=== BRIEF ===
Transcribe the material word for word, but without the images.
-- start DATA EXTRACT --
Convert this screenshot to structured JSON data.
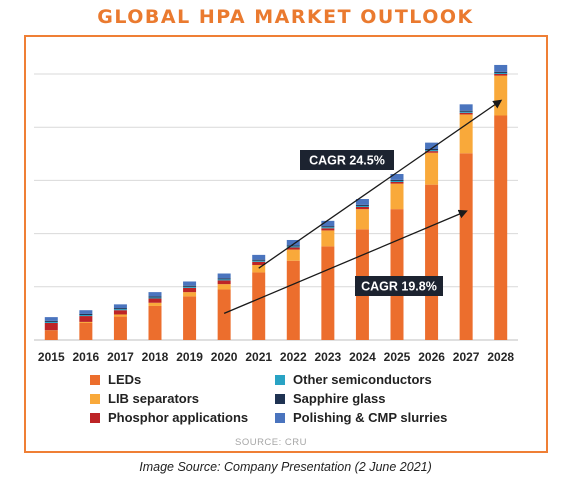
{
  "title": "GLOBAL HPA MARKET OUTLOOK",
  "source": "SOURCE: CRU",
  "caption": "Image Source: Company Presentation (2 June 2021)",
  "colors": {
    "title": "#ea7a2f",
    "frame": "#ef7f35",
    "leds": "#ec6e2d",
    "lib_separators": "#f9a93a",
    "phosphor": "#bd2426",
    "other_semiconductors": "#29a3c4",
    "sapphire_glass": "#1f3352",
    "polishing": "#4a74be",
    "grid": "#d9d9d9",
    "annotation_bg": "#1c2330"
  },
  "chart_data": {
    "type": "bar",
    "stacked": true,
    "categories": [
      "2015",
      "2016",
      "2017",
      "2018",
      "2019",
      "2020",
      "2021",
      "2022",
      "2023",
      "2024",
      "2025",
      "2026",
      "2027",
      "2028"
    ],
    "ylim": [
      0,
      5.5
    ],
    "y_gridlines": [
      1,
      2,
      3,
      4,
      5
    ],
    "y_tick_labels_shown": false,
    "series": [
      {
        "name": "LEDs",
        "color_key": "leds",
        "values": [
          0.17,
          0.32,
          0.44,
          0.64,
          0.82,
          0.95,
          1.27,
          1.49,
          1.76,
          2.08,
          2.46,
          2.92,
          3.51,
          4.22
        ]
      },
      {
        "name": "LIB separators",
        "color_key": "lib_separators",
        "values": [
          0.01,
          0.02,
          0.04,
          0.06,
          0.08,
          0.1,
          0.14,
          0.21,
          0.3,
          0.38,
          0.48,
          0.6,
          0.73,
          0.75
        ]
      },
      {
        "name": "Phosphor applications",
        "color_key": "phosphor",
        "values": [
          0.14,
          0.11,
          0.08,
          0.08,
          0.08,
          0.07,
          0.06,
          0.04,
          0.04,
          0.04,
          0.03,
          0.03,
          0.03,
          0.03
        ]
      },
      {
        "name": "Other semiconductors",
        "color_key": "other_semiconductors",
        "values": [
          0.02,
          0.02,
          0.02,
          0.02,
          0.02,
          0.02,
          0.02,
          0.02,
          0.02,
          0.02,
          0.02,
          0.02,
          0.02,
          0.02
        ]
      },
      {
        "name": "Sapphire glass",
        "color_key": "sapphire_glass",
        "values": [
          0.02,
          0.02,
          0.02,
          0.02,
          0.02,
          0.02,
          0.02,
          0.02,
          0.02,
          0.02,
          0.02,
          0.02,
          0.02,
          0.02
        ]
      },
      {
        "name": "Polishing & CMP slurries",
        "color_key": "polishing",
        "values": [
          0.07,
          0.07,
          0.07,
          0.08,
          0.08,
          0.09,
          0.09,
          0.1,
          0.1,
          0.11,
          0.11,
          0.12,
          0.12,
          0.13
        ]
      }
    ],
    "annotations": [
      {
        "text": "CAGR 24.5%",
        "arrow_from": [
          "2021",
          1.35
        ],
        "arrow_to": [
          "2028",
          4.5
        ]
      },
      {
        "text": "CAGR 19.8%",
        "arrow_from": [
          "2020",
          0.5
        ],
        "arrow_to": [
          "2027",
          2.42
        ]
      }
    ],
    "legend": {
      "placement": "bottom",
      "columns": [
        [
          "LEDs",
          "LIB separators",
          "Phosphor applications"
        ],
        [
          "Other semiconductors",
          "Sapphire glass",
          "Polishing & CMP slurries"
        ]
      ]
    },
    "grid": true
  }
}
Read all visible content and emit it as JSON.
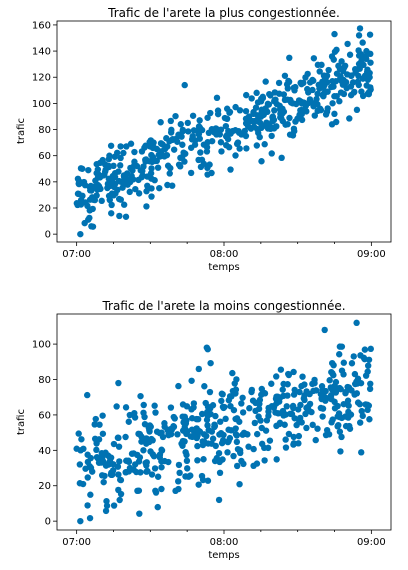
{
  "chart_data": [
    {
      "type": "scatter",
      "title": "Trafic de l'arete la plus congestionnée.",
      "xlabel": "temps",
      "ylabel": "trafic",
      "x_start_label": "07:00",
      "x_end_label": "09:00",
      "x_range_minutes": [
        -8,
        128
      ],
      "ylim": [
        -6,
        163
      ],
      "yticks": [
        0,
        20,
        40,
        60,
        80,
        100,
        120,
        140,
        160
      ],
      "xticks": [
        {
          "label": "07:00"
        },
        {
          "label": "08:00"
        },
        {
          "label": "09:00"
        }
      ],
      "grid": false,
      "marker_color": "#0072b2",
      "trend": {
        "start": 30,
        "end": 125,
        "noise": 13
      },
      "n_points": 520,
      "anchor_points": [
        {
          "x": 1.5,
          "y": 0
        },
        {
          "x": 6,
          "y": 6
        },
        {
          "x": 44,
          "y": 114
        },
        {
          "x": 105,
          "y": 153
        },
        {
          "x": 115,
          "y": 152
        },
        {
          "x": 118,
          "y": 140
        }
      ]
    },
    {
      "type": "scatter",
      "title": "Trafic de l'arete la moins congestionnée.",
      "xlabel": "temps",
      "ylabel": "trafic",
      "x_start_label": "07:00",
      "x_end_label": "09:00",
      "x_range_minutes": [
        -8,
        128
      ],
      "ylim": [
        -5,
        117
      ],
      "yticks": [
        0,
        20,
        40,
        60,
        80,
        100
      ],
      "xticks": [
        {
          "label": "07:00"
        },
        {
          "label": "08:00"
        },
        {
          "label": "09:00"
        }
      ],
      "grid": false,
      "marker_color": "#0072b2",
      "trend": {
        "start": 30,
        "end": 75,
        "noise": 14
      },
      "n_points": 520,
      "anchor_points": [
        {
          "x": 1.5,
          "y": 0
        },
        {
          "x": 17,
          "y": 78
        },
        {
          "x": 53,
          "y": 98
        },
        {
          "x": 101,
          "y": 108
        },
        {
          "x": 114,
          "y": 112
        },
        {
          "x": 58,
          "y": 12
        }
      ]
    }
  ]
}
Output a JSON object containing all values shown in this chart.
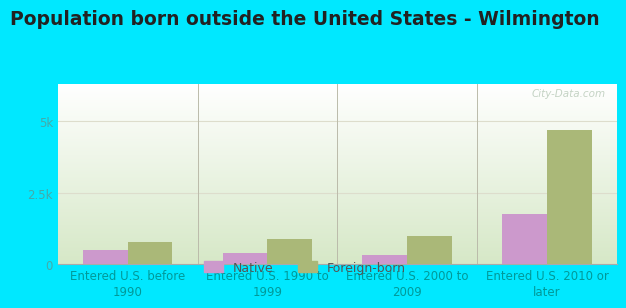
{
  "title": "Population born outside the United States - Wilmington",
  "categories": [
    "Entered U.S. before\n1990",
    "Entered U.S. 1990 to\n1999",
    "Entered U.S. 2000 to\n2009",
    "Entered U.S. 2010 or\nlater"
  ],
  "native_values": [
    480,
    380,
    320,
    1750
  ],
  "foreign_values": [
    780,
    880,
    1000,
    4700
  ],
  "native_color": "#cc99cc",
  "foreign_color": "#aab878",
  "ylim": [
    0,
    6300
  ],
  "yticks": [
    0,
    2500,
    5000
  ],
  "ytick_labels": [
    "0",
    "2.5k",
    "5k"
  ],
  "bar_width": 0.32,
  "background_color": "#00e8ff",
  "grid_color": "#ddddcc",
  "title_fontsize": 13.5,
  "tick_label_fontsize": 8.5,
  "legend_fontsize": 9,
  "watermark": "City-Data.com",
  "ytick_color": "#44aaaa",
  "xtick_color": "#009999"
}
-- end DATA EXTRACT --
=== OUTPUT BELOW ===
Convert this screenshot to structured JSON data.
{
  "title": "GLOBAL HPA MARKET OUTLOOK",
  "source": "SOURCE: CRU",
  "caption": "Image Source: Company Presentation (2 June 2021)",
  "colors": {
    "title": "#ea7a2f",
    "frame": "#ef7f35",
    "leds": "#ec6e2d",
    "lib_separators": "#f9a93a",
    "phosphor": "#bd2426",
    "other_semiconductors": "#29a3c4",
    "sapphire_glass": "#1f3352",
    "polishing": "#4a74be",
    "grid": "#d9d9d9",
    "annotation_bg": "#1c2330"
  },
  "chart_data": {
    "type": "bar",
    "stacked": true,
    "categories": [
      "2015",
      "2016",
      "2017",
      "2018",
      "2019",
      "2020",
      "2021",
      "2022",
      "2023",
      "2024",
      "2025",
      "2026",
      "2027",
      "2028"
    ],
    "ylim": [
      0,
      5.5
    ],
    "y_gridlines": [
      1,
      2,
      3,
      4,
      5
    ],
    "y_tick_labels_shown": false,
    "series": [
      {
        "name": "LEDs",
        "color_key": "leds",
        "values": [
          0.17,
          0.32,
          0.44,
          0.64,
          0.82,
          0.95,
          1.27,
          1.49,
          1.76,
          2.08,
          2.46,
          2.92,
          3.51,
          4.22
        ]
      },
      {
        "name": "LIB separators",
        "color_key": "lib_separators",
        "values": [
          0.01,
          0.02,
          0.04,
          0.06,
          0.08,
          0.1,
          0.14,
          0.21,
          0.3,
          0.38,
          0.48,
          0.6,
          0.73,
          0.75
        ]
      },
      {
        "name": "Phosphor applications",
        "color_key": "phosphor",
        "values": [
          0.14,
          0.11,
          0.08,
          0.08,
          0.08,
          0.07,
          0.06,
          0.04,
          0.04,
          0.04,
          0.03,
          0.03,
          0.03,
          0.03
        ]
      },
      {
        "name": "Other semiconductors",
        "color_key": "other_semiconductors",
        "values": [
          0.02,
          0.02,
          0.02,
          0.02,
          0.02,
          0.02,
          0.02,
          0.02,
          0.02,
          0.02,
          0.02,
          0.02,
          0.02,
          0.02
        ]
      },
      {
        "name": "Sapphire glass",
        "color_key": "sapphire_glass",
        "values": [
          0.02,
          0.02,
          0.02,
          0.02,
          0.02,
          0.02,
          0.02,
          0.02,
          0.02,
          0.02,
          0.02,
          0.02,
          0.02,
          0.02
        ]
      },
      {
        "name": "Polishing & CMP slurries",
        "color_key": "polishing",
        "values": [
          0.07,
          0.07,
          0.07,
          0.08,
          0.08,
          0.09,
          0.09,
          0.1,
          0.1,
          0.11,
          0.11,
          0.12,
          0.12,
          0.13
        ]
      }
    ],
    "annotations": [
      {
        "text": "CAGR 24.5%",
        "arrow_from": [
          "2021",
          1.35
        ],
        "arrow_to": [
          "2028",
          4.5
        ]
      },
      {
        "text": "CAGR 19.8%",
        "arrow_from": [
          "2020",
          0.5
        ],
        "arrow_to": [
          "2027",
          2.42
        ]
      }
    ],
    "legend": {
      "placement": "bottom",
      "columns": [
        [
          "LEDs",
          "LIB separators",
          "Phosphor applications"
        ],
        [
          "Other semiconductors",
          "Sapphire glass",
          "Polishing & CMP slurries"
        ]
      ]
    },
    "grid": true
  }
}
Read all visible content and emit it as JSON.
{
  "chart_data": [
    {
      "type": "scatter",
      "title": "Trafic de l'arete la plus congestionnée.",
      "xlabel": "temps",
      "ylabel": "trafic",
      "x_start_label": "07:00",
      "x_end_label": "09:00",
      "x_range_minutes": [
        -8,
        128
      ],
      "ylim": [
        -6,
        163
      ],
      "yticks": [
        0,
        20,
        40,
        60,
        80,
        100,
        120,
        140,
        160
      ],
      "xticks": [
        {
          "label": "07:00"
        },
        {
          "label": "08:00"
        },
        {
          "label": "09:00"
        }
      ],
      "grid": false,
      "marker_color": "#0072b2",
      "trend": {
        "start": 30,
        "end": 125,
        "noise": 13
      },
      "n_points": 520,
      "anchor_points": [
        {
          "x": 1.5,
          "y": 0
        },
        {
          "x": 6,
          "y": 6
        },
        {
          "x": 44,
          "y": 114
        },
        {
          "x": 105,
          "y": 153
        },
        {
          "x": 115,
          "y": 152
        },
        {
          "x": 118,
          "y": 140
        }
      ]
    },
    {
      "type": "scatter",
      "title": "Trafic de l'arete la moins congestionnée.",
      "xlabel": "temps",
      "ylabel": "trafic",
      "x_start_label": "07:00",
      "x_end_label": "09:00",
      "x_range_minutes": [
        -8,
        128
      ],
      "ylim": [
        -5,
        117
      ],
      "yticks": [
        0,
        20,
        40,
        60,
        80,
        100
      ],
      "xticks": [
        {
          "label": "07:00"
        },
        {
          "label": "08:00"
        },
        {
          "label": "09:00"
        }
      ],
      "grid": false,
      "marker_color": "#0072b2",
      "trend": {
        "start": 30,
        "end": 75,
        "noise": 14
      },
      "n_points": 520,
      "anchor_points": [
        {
          "x": 1.5,
          "y": 0
        },
        {
          "x": 17,
          "y": 78
        },
        {
          "x": 53,
          "y": 98
        },
        {
          "x": 101,
          "y": 108
        },
        {
          "x": 114,
          "y": 112
        },
        {
          "x": 58,
          "y": 12
        }
      ]
    }
  ]
}
Output a JSON object containing all values shown in this chart.
{
  "title": "Population born outside the United States - Wilmington",
  "categories": [
    "Entered U.S. before\n1990",
    "Entered U.S. 1990 to\n1999",
    "Entered U.S. 2000 to\n2009",
    "Entered U.S. 2010 or\nlater"
  ],
  "native_values": [
    480,
    380,
    320,
    1750
  ],
  "foreign_values": [
    780,
    880,
    1000,
    4700
  ],
  "native_color": "#cc99cc",
  "foreign_color": "#aab878",
  "ylim": [
    0,
    6300
  ],
  "yticks": [
    0,
    2500,
    5000
  ],
  "ytick_labels": [
    "0",
    "2.5k",
    "5k"
  ],
  "bar_width": 0.32,
  "background_color": "#00e8ff",
  "grid_color": "#ddddcc",
  "title_fontsize": 13.5,
  "tick_label_fontsize": 8.5,
  "legend_fontsize": 9,
  "watermark": "City-Data.com",
  "ytick_color": "#44aaaa",
  "xtick_color": "#009999"
}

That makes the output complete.